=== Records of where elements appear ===
━━━━━━━━

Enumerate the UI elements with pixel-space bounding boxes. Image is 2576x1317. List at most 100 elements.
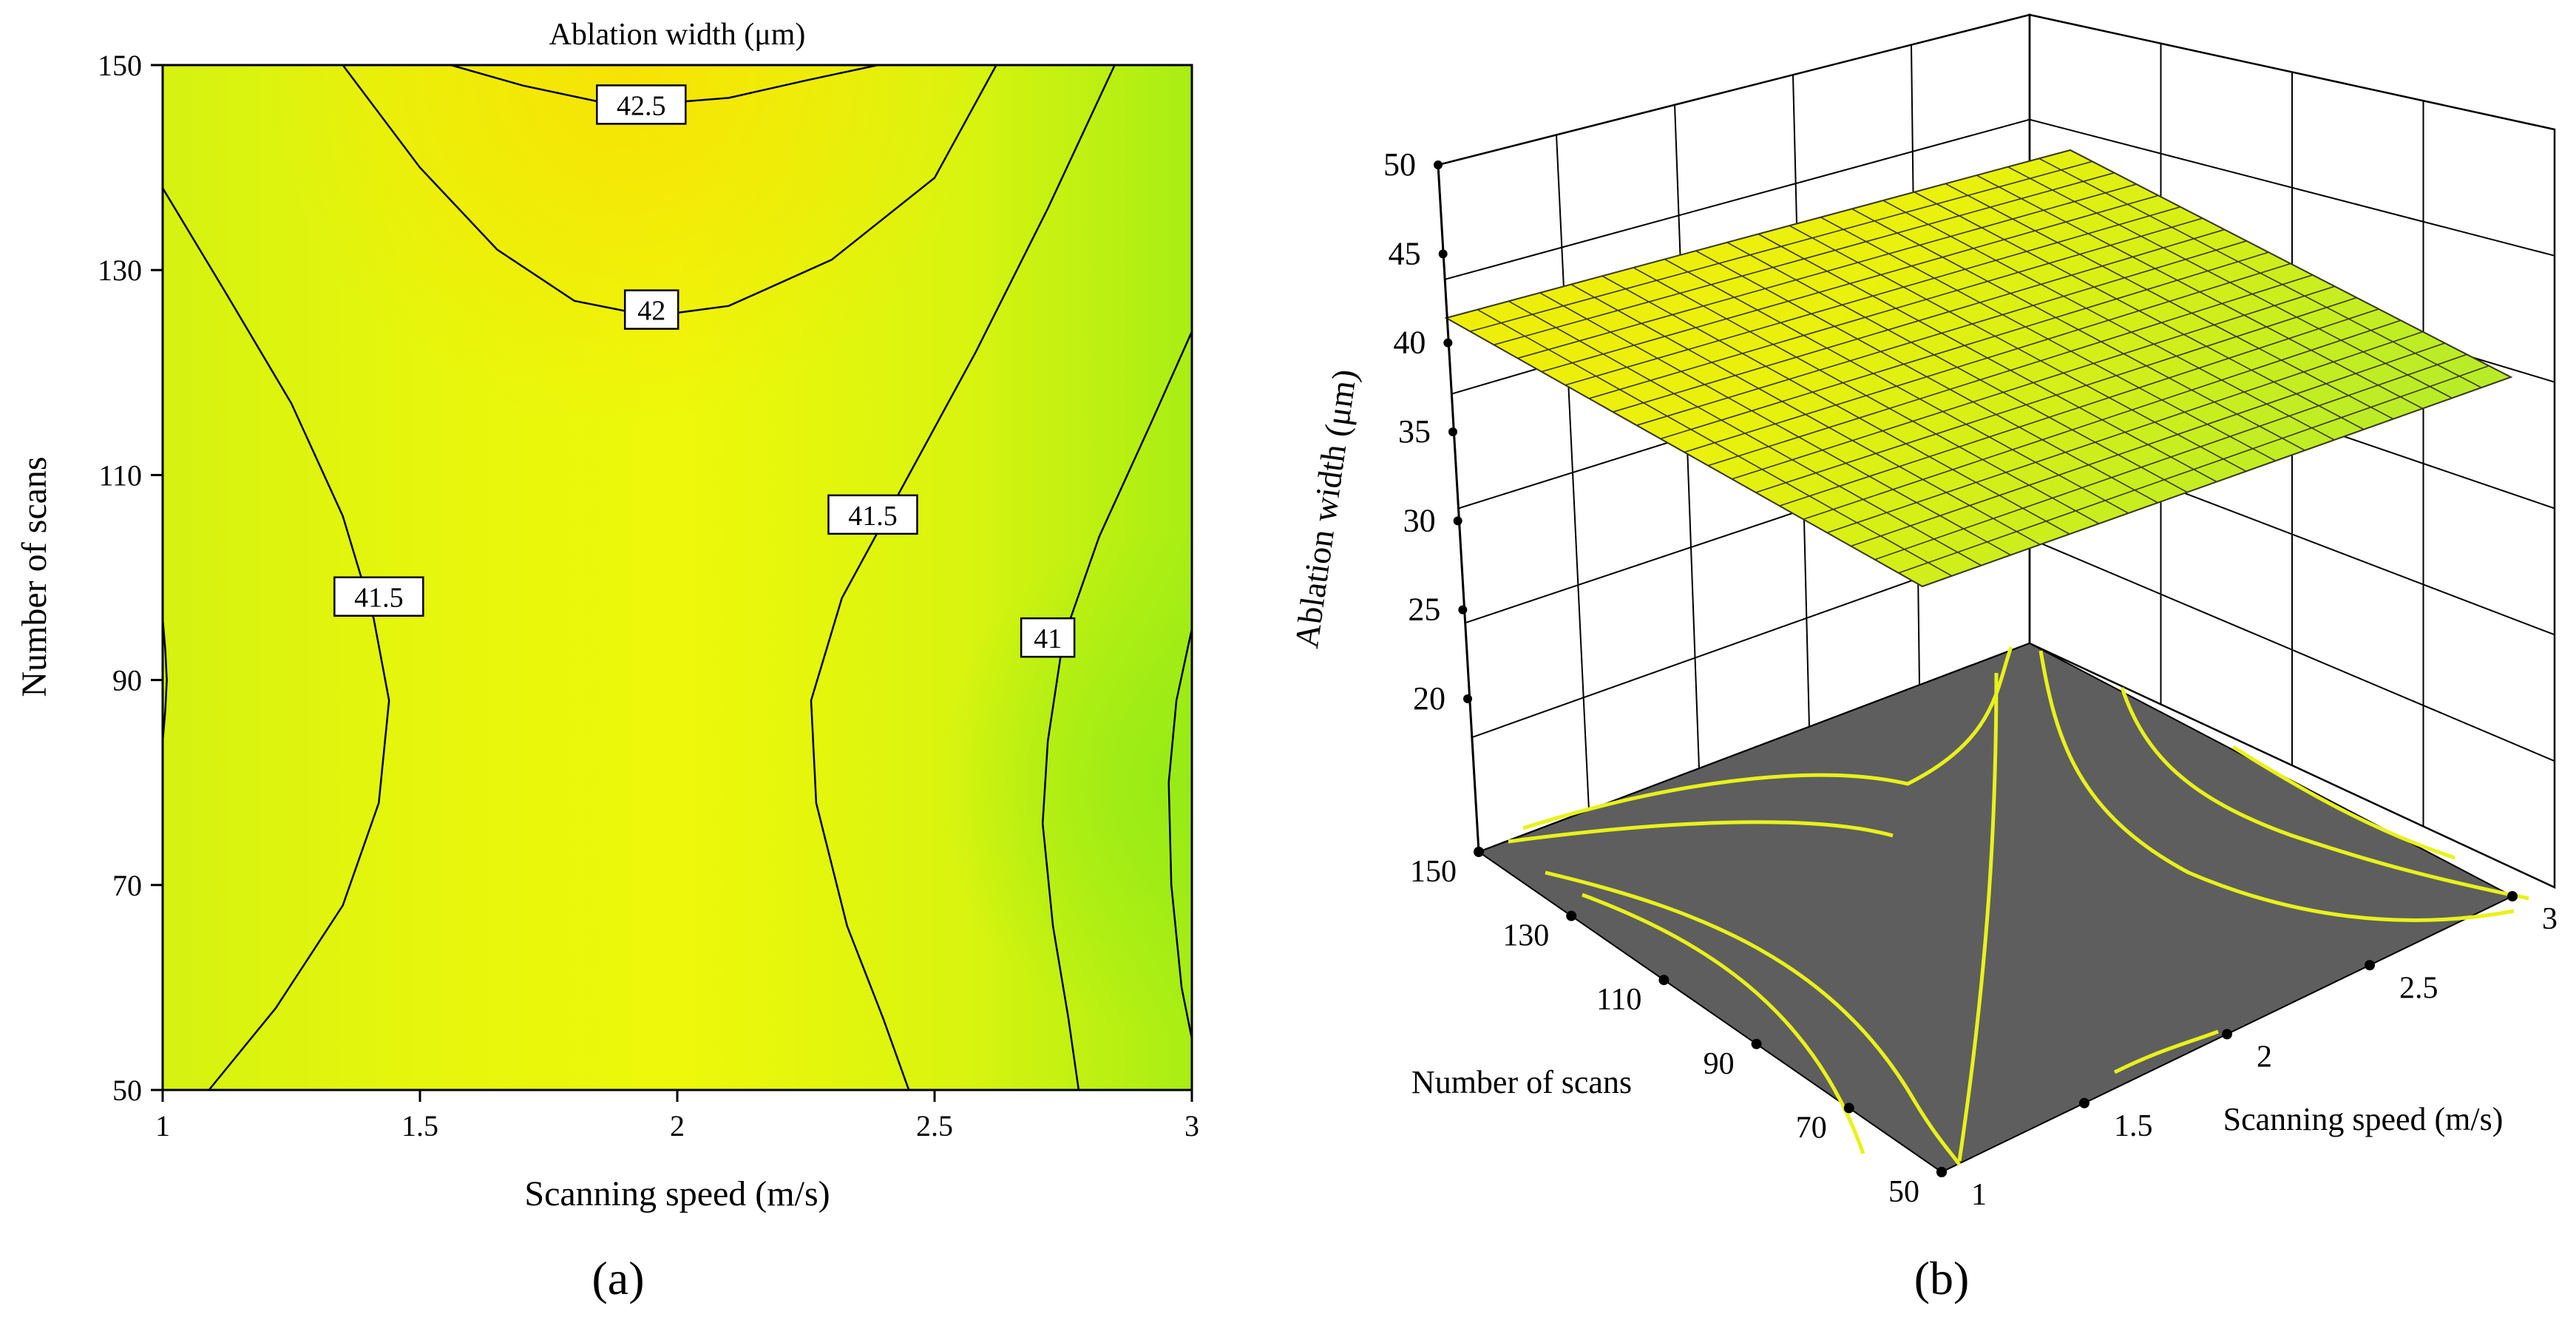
- x-tick-3d: [2507, 891, 2518, 901]
- mesh-line: [1707, 274, 2314, 467]
- z-tick-label: 45: [1389, 235, 1421, 271]
- z-axis-line: [1437, 164, 1480, 853]
- response-surface: [1444, 149, 2513, 588]
- y-tick-label-3d: 150: [1410, 855, 1457, 889]
- contour-label: 42: [623, 289, 679, 330]
- axis-ticks: 1 1.5 2 2.5 3 50 70 90 110 130 150: [98, 49, 1199, 1142]
- contour-label: 41: [1020, 617, 1076, 658]
- x-tick-label-3d: 3: [2542, 902, 2558, 936]
- floor-contour: [2231, 745, 2455, 860]
- floor-contour: [2120, 687, 2529, 901]
- z-tick-label: 25: [1408, 592, 1440, 628]
- contour-line: [1167, 629, 1192, 1039]
- floor-contours: [1508, 646, 2529, 1166]
- floor-contour: [1957, 672, 1999, 1162]
- y-tick-label-3d: 50: [1888, 1175, 1919, 1209]
- mesh-line: [1820, 217, 2276, 461]
- x-tick-3d: [1936, 1167, 1947, 1177]
- y-tick-label-3d: 130: [1502, 919, 1549, 953]
- contour-line: [163, 187, 390, 1090]
- y-tick-label-3d: 90: [1704, 1047, 1735, 1081]
- y-tick-3d: [1658, 975, 1670, 986]
- y-tick-label: 110: [98, 458, 142, 492]
- z-tick: [1443, 338, 1453, 348]
- contour-label: 42.5: [596, 84, 687, 125]
- z-tick-label: 30: [1403, 502, 1436, 538]
- x-tick-label: 2.5: [916, 1109, 953, 1142]
- mesh-line: [1779, 308, 2379, 507]
- x-tick-label: 2: [670, 1109, 685, 1142]
- mesh-line: [1882, 200, 2335, 441]
- floor-contour: [2113, 1029, 2219, 1074]
- floor-contour: [1582, 893, 1865, 1154]
- x-tick-label-3d: 1: [1971, 1178, 1987, 1212]
- z-tick: [1458, 605, 1468, 615]
- svg-text:42: 42: [637, 296, 665, 327]
- panel-label-a: (a): [592, 1252, 644, 1304]
- contour-line: [810, 65, 1116, 1090]
- contour-label: 41.5: [333, 576, 424, 617]
- x-tick-3d: [2079, 1097, 2089, 1108]
- mesh-line: [1803, 319, 2402, 521]
- z-tick-label: 50: [1383, 146, 1416, 183]
- wall-grid-line: [1444, 118, 2555, 280]
- z-axis-label: Ablation width (μm): [1287, 367, 1363, 650]
- z-tick: [1434, 160, 1443, 169]
- x-tick-label-3d: 1.5: [2114, 1109, 2153, 1143]
- svg-text:41.5: 41.5: [354, 583, 404, 614]
- floor-contour: [2038, 650, 2515, 922]
- x-tick-3d: [2365, 960, 2375, 971]
- mesh-line: [1914, 192, 2365, 430]
- y-tick-3d: [1566, 910, 1577, 921]
- x-tick-label-3d: 2.5: [2399, 971, 2438, 1005]
- contour-label: 41.5: [827, 494, 918, 535]
- svg-text:42.5: 42.5: [617, 90, 666, 121]
- floor-contour: [1508, 820, 1894, 844]
- mesh-line: [1898, 365, 2489, 574]
- x-axis-label: Scanning speed (m/s): [524, 1174, 830, 1213]
- z-tick: [1438, 249, 1448, 259]
- contour-lines: [163, 65, 1192, 1090]
- y-tick-label: 50: [112, 1074, 142, 1107]
- floor-contour: [1545, 870, 1962, 1166]
- z-tick-label: 40: [1393, 325, 1426, 361]
- contour-fill-low: [163, 65, 1192, 1090]
- x-tick-label: 3: [1184, 1109, 1199, 1142]
- x-tick-3d: [2222, 1029, 2232, 1040]
- mesh-line: [2007, 166, 2453, 399]
- mesh-line: [1684, 263, 2291, 453]
- y-tick-label-3d: 70: [1796, 1111, 1827, 1145]
- mesh-line: [1874, 353, 2467, 561]
- svg-text:41: 41: [1034, 623, 1062, 654]
- y-tick-label-3d: 110: [1596, 983, 1641, 1017]
- y-tick-label: 90: [112, 664, 142, 697]
- mesh-line: [1789, 225, 2247, 473]
- contour-labels: 42.5 42 41.5 41.5 41: [333, 84, 1076, 658]
- contour-line: [163, 618, 168, 742]
- z-tick-label: 20: [1413, 680, 1445, 717]
- mesh-line: [1826, 331, 2424, 534]
- y-tick-3d: [1751, 1038, 1762, 1049]
- z-tick: [1448, 427, 1457, 436]
- y-tick-3d: [1843, 1103, 1854, 1114]
- y-axis-label-3d: Number of scans: [1411, 1064, 1632, 1100]
- z-tick-label: 35: [1398, 413, 1431, 450]
- mesh-line: [1922, 376, 2512, 587]
- mesh-line: [1755, 297, 2357, 493]
- surface-plot-panel: 50 45 40 35 30 25 20 150 130 110 90 70 50 1 1.5 2 2.5 3 A…: [1287, 13, 2558, 1304]
- x-axis-label-3d: Scanning speed (m/s): [2223, 1101, 2504, 1137]
- mesh-line: [1976, 175, 2423, 410]
- wall-grid-line: [1556, 135, 1590, 810]
- x-tick-label-3d: 2: [2257, 1040, 2272, 1074]
- y-tick-label: 150: [98, 49, 142, 82]
- y-tick-label: 70: [112, 869, 142, 902]
- panel-label-b: (b): [1914, 1252, 1970, 1304]
- mesh-line: [2070, 149, 2512, 378]
- mesh-line: [2038, 158, 2482, 388]
- z-tick: [1453, 516, 1462, 526]
- y-tick-3d: [1474, 847, 1484, 857]
- x-tick-label: 1.5: [401, 1109, 438, 1142]
- surface-mesh: [1445, 149, 2512, 587]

━━━━━━━━

=== Stated goal ===
Please arrange the rows above as a JSON list of strings, one string per line and no strings for blank lines, covering every row. Omit the pictures from your answer.

=== Exercise result ===
[
  "Enumerate the UI elements with pixel-space bounding boxes. Image is 2576x1317. List at most 100 elements.",
  "- x-tick-3d: [2507, 891, 2518, 901]",
  "- mesh-line: [1707, 274, 2314, 467]",
  "- z-tick-label: 45: [1389, 235, 1421, 271]",
  "- z-axis-line: [1437, 164, 1480, 853]",
  "- response-surface: [1444, 149, 2513, 588]",
  "- y-tick-label-3d: 150: [1410, 855, 1457, 889]",
  "- contour-label: 42: [623, 289, 679, 330]",
  "- axis-ticks: 1 1.5 2 2.5 3 50 70 90 110 130 150: [98, 49, 1199, 1142]",
  "- contour-label: 41: [1020, 617, 1076, 658]",
  "- x-tick-label-3d: 3: [2542, 902, 2558, 936]",
  "- floor-contour: [2231, 745, 2455, 860]",
  "- floor-contour: [2120, 687, 2529, 901]",
  "- z-tick-label: 25: [1408, 592, 1440, 628]",
  "- contour-line: [1167, 629, 1192, 1039]",
  "- floor-contours: [1508, 646, 2529, 1166]",
  "- floor-contour: [1957, 672, 1999, 1162]",
  "- y-tick-label-3d: 50: [1888, 1175, 1919, 1209]",
  "- mesh-line: [1820, 217, 2276, 461]",
  "- x-tick-3d: [1936, 1167, 1947, 1177]",
  "- y-tick-label-3d: 130: [1502, 919, 1549, 953]",
  "- contour-line: [163, 187, 390, 1090]",
  "- y-tick-label-3d: 90: [1704, 1047, 1735, 1081]",
  "- y-tick-3d: [1658, 975, 1670, 986]",
  "- y-tick-label: 110: [98, 458, 142, 492]",
  "- z-tick: [1443, 338, 1453, 348]",
  "- contour-label: 42.5: [596, 84, 687, 125]",
  "- z-tick-label: 30: [1403, 502, 1436, 538]",
  "- x-tick-label: 2.5: [916, 1109, 953, 1142]",
  "- mesh-line: [1779, 308, 2379, 507]",
  "- x-tick-label: 2: [670, 1109, 685, 1142]",
  "- mesh-line: [1882, 200, 2335, 441]",
  "- floor-contour: [2113, 1029, 2219, 1074]",
  "- floor-contour: [1582, 893, 1865, 1154]",
  "- x-tick-label-3d: 1: [1971, 1178, 1987, 1212]",
  "- z-tick: [1458, 605, 1468, 615]",
  "- svg-text:42: 42: [637, 296, 665, 327]",
  "- panel-label-a: (a): [592, 1252, 644, 1304]",
  "- contour-line: [810, 65, 1116, 1090]",
  "- contour-label: 41.5: [333, 576, 424, 617]",
  "- x-tick-3d: [2079, 1097, 2089, 1108]",
  "- mesh-line: [1803, 319, 2402, 521]",
  "- z-tick-label: 50: [1383, 146, 1416, 183]",
  "- wall-grid-line: [1444, 118, 2555, 280]",
  "- z-axis-label: Ablation width (μm): [1287, 367, 1363, 650]",
  "- z-tick: [1434, 160, 1443, 169]",
  "- x-tick-label-3d: 1.5: [2114, 1109, 2153, 1143]",
  "- svg-text:41.5: 41.5: [354, 583, 404, 614]",
  "- floor-contour: [2038, 650, 2515, 922]",
  "- x-tick-3d: [2365, 960, 2375, 971]",
  "- mesh-line: [1914, 192, 2365, 430]",
  "- y-tick-3d: [1566, 910, 1577, 921]",
  "- x-tick-label-3d: 2.5: [2399, 971, 2438, 1005]",
  "- contour-label: 41.5: [827, 494, 918, 535]",
  "- svg-text:42.5: 42.5: [617, 90, 666, 121]",
  "- floor-contour: [1508, 820, 1894, 844]",
  "- mesh-line: [1898, 365, 2489, 574]",
  "- x-axis-label: Scanning speed (m/s): [524, 1174, 830, 1213]",
  "- z-tick: [1438, 249, 1448, 259]",
  "- contour-lines: [163, 65, 1192, 1090]",
  "- y-tick-label: 50: [112, 1074, 142, 1107]",
  "- floor-contour: [1545, 870, 1962, 1166]",
  "- z-tick-label: 40: [1393, 325, 1426, 361]",
  "- contour-fill-low: [163, 65, 1192, 1090]",
  "- x-tick-label: 3: [1184, 1109, 1199, 1142]",
  "- x-tick-3d: [2222, 1029, 2232, 1040]",
  "- mesh-line: [2007, 166, 2453, 399]",
  "- mesh-line: [1684, 263, 2291, 453]",
  "- y-tick-label-3d: 70: [1796, 1111, 1827, 1145]",
  "- mesh-line: [1874, 353, 2467, 561]",
  "- svg-text:41: 41: [1034, 623, 1062, 654]",
  "- y-tick-label-3d: 110: [1596, 983, 1641, 1017]",
  "- y-tick-label: 90: [112, 664, 142, 697]",
  "- mesh-line: [1789, 225, 2247, 473]",
  "- contour-labels: 42.5 42 41.5 41.5 41: [333, 84, 1076, 658]",
  "- contour-line: [163, 618, 168, 742]",
  "- z-tick-label: 20: [1413, 680, 1445, 717]",
  "- mesh-line: [1826, 331, 2424, 534]",
  "- y-tick-3d: [1751, 1038, 1762, 1049]",
  "- z-tick: [1448, 427, 1457, 436]",
  "- y-tick-3d: [1843, 1103, 1854, 1114]",
  "- y-axis-label-3d: Number of scans: [1411, 1064, 1632, 1100]",
  "- z-tick-label: 35: [1398, 413, 1431, 450]",
  "- mesh-line: [1922, 376, 2512, 587]",
  "- mesh-line: [1755, 297, 2357, 493]",
  "- surface-plot-panel: 50 45 40 35 30 25 20 150 130 110 90 70 50 1 1.5 2 2.5 3 A…: [1287, 13, 2558, 1304]",
  "- x-axis-label-3d: Scanning speed (m/s): [2223, 1101, 2504, 1137]",
  "- mesh-line: [1976, 175, 2423, 410]",
  "- wall-grid-line: [1556, 135, 1590, 810]",
  "- x-tick-label-3d: 2: [2257, 1040, 2272, 1074]",
  "- y-tick-label: 150: [98, 49, 142, 82]",
  "- y-tick-label: 70: [112, 869, 142, 902]",
  "- panel-label-b: (b): [1914, 1252, 1970, 1304]",
  "- mesh-line: [2070, 149, 2512, 378]",
  "- mesh-line: [2038, 158, 2482, 388]",
  "- z-tick: [1453, 516, 1462, 526]",
  "- y-tick-3d: [1474, 847, 1484, 857]",
  "- x-tick-label: 1.5: [401, 1109, 438, 1142]",
  "- surface-mesh: [1445, 149, 2512, 587]"
]